## Exercise materials
[start]

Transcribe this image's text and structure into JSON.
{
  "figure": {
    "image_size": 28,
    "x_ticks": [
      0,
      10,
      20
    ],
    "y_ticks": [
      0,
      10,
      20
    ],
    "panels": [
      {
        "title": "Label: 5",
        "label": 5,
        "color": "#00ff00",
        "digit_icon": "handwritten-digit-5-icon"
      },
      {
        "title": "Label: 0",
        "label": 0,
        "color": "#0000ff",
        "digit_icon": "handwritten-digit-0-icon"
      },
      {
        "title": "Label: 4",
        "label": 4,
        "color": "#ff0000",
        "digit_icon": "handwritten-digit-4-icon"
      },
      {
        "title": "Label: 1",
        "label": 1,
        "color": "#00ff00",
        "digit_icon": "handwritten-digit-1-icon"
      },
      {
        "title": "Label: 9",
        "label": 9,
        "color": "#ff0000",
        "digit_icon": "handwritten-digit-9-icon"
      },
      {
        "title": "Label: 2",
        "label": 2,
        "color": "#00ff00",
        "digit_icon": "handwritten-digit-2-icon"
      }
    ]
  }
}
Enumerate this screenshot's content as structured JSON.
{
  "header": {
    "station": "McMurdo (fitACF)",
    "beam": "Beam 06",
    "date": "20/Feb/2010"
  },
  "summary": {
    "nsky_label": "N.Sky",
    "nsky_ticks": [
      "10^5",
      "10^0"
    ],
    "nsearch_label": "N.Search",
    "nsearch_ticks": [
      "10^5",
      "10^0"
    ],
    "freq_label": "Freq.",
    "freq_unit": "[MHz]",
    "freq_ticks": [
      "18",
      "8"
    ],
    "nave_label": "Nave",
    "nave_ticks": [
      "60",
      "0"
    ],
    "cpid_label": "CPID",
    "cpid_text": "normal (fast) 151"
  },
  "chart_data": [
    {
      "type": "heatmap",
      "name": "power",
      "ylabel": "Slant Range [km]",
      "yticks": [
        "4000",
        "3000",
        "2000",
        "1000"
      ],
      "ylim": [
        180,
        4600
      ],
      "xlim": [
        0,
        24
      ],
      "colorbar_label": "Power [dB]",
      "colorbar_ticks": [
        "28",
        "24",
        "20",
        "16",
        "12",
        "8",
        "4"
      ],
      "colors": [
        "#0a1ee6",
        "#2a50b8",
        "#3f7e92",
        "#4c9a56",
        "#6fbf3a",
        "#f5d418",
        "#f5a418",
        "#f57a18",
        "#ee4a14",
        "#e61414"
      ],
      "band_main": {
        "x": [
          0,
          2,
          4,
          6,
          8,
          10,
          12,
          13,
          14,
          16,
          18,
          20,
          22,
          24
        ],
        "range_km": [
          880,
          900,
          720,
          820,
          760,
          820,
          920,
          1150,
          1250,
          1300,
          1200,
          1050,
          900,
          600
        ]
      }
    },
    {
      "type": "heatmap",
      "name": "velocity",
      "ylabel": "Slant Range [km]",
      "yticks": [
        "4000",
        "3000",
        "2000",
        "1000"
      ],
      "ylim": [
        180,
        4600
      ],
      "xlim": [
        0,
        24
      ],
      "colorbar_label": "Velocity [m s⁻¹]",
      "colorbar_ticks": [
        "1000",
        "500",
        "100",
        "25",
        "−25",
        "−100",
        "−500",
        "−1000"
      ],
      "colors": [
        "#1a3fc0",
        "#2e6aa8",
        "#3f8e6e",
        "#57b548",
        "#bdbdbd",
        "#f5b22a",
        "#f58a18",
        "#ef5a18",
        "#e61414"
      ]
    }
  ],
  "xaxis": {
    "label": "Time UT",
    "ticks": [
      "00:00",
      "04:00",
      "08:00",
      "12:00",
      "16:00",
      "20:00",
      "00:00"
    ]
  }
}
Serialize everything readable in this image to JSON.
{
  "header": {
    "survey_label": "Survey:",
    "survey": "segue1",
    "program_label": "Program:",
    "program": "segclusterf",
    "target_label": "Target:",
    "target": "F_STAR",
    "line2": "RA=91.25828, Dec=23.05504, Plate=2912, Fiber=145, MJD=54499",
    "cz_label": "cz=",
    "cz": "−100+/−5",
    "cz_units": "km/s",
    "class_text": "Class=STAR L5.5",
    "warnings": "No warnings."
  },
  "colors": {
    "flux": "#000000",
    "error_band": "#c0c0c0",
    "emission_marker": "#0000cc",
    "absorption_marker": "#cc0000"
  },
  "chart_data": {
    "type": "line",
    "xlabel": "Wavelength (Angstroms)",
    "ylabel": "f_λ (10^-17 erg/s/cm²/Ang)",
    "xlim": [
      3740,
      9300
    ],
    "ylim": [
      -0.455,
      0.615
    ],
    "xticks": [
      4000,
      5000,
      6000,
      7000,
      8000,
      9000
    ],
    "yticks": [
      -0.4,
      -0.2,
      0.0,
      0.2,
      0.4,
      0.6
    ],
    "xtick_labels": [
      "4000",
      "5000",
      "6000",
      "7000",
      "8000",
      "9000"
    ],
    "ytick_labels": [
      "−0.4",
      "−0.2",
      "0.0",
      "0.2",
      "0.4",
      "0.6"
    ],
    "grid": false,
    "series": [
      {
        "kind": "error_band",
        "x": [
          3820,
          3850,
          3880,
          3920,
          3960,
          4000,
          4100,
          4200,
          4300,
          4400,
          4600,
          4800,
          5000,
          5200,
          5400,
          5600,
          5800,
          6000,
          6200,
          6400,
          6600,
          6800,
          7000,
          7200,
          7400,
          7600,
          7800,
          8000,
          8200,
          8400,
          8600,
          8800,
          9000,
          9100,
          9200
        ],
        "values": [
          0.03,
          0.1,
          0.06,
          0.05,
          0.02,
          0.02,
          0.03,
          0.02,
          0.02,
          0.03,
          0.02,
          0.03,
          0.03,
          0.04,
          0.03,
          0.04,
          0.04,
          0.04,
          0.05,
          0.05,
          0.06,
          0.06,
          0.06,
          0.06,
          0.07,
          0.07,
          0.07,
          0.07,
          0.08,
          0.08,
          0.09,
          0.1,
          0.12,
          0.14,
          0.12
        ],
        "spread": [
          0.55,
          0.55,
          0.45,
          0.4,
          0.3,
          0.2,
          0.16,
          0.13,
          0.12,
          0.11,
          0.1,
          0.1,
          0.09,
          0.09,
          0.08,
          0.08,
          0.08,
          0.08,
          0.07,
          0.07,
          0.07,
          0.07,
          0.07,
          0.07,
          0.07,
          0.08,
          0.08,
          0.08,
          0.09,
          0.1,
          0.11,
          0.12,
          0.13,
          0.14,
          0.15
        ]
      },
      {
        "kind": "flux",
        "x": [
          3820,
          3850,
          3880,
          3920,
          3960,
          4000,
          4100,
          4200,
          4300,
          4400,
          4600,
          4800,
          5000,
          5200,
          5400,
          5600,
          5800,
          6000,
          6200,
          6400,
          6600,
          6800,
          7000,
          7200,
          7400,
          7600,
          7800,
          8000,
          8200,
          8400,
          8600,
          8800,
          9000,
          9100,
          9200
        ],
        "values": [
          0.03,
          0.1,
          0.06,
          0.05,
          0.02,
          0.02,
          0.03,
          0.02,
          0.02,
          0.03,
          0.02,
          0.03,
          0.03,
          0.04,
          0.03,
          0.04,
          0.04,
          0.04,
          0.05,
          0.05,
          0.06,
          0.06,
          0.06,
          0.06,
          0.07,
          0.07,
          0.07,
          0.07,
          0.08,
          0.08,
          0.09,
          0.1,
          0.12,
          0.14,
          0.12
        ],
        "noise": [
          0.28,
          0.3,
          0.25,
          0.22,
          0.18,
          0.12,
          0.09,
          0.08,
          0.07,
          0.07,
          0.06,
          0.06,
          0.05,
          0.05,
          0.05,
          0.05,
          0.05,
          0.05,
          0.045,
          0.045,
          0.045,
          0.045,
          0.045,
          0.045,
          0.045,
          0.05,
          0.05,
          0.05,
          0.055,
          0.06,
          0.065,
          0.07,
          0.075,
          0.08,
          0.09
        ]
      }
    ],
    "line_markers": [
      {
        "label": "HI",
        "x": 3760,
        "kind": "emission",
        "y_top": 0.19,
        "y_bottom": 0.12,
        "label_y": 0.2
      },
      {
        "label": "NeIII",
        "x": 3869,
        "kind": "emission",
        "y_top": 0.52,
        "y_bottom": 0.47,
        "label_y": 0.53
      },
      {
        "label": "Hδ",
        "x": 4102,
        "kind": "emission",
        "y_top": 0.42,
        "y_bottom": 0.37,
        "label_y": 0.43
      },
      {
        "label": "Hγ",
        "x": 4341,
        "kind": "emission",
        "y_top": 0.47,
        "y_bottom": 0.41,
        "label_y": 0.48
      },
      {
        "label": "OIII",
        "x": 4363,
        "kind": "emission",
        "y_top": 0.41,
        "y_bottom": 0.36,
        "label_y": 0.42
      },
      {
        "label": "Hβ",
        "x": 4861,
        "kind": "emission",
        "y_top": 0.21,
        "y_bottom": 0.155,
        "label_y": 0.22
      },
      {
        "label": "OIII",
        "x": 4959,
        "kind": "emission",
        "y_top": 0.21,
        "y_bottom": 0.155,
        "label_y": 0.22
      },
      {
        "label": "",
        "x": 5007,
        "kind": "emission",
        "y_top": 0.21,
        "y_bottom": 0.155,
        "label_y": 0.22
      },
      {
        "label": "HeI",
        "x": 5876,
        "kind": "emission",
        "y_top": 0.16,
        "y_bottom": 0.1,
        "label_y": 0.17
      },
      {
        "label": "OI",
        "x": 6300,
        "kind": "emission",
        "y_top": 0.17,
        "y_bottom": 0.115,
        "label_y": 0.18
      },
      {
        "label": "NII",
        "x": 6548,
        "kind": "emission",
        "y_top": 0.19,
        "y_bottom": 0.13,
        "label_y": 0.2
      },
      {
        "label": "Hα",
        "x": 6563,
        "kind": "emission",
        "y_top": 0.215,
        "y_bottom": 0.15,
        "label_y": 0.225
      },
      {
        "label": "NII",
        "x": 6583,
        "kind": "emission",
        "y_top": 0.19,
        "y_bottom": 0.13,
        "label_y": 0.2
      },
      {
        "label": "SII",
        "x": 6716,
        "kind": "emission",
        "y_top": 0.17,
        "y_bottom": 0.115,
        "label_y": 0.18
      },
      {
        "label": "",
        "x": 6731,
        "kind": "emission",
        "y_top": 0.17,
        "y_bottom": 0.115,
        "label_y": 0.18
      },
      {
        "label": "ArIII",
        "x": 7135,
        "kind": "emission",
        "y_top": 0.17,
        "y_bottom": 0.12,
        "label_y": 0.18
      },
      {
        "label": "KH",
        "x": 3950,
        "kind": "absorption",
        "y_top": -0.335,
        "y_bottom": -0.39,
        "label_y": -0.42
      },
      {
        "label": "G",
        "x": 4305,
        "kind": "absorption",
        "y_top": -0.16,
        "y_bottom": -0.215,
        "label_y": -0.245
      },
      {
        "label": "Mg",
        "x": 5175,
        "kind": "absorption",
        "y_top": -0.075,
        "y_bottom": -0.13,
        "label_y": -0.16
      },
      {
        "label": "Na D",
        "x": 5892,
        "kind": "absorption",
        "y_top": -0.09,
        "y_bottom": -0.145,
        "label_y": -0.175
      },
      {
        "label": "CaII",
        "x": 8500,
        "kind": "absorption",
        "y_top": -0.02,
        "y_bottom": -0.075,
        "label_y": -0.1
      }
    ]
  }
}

[end]

Indicate how many lines of the material contain the string "title", giving the number and nothing more.

## Written answer
6